• **Written exercise**
Select and reproduce each line of the listing below that bears the string "this".

┄┄┄┄┄┄┄┄┄┄┄┄┄┄┄┄┄┄┄┄

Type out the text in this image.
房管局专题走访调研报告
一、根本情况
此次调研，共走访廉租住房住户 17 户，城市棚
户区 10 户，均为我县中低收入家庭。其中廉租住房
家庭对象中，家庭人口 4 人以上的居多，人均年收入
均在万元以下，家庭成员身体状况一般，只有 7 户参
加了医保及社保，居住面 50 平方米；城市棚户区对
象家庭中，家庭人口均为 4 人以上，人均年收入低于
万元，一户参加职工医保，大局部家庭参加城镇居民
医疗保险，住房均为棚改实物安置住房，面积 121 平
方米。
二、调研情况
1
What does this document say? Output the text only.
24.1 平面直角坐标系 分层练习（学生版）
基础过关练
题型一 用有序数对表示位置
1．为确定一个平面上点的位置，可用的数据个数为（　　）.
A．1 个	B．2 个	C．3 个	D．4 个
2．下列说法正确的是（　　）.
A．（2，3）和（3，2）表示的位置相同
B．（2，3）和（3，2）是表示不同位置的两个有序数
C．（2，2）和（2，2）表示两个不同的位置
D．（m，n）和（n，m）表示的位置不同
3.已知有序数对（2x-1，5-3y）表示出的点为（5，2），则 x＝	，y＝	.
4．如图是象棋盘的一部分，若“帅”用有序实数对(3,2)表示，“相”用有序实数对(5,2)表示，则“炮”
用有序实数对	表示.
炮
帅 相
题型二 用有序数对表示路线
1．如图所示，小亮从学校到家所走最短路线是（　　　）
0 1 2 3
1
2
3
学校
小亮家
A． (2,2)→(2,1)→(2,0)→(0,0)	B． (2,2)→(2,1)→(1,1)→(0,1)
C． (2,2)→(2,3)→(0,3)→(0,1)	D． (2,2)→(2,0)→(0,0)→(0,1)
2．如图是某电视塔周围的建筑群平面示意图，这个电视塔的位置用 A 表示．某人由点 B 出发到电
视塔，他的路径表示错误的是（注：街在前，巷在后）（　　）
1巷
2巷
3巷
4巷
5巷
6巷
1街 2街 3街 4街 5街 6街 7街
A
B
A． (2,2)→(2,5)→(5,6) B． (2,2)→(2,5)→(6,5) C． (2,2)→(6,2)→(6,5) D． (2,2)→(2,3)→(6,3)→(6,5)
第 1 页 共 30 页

┄┄┄┄┄┄┄┄┄┄┄┄┄┄┄┄┄┄┄┄

• **Written reply**
Type out the text in this image.
What does this document say? Output the text only.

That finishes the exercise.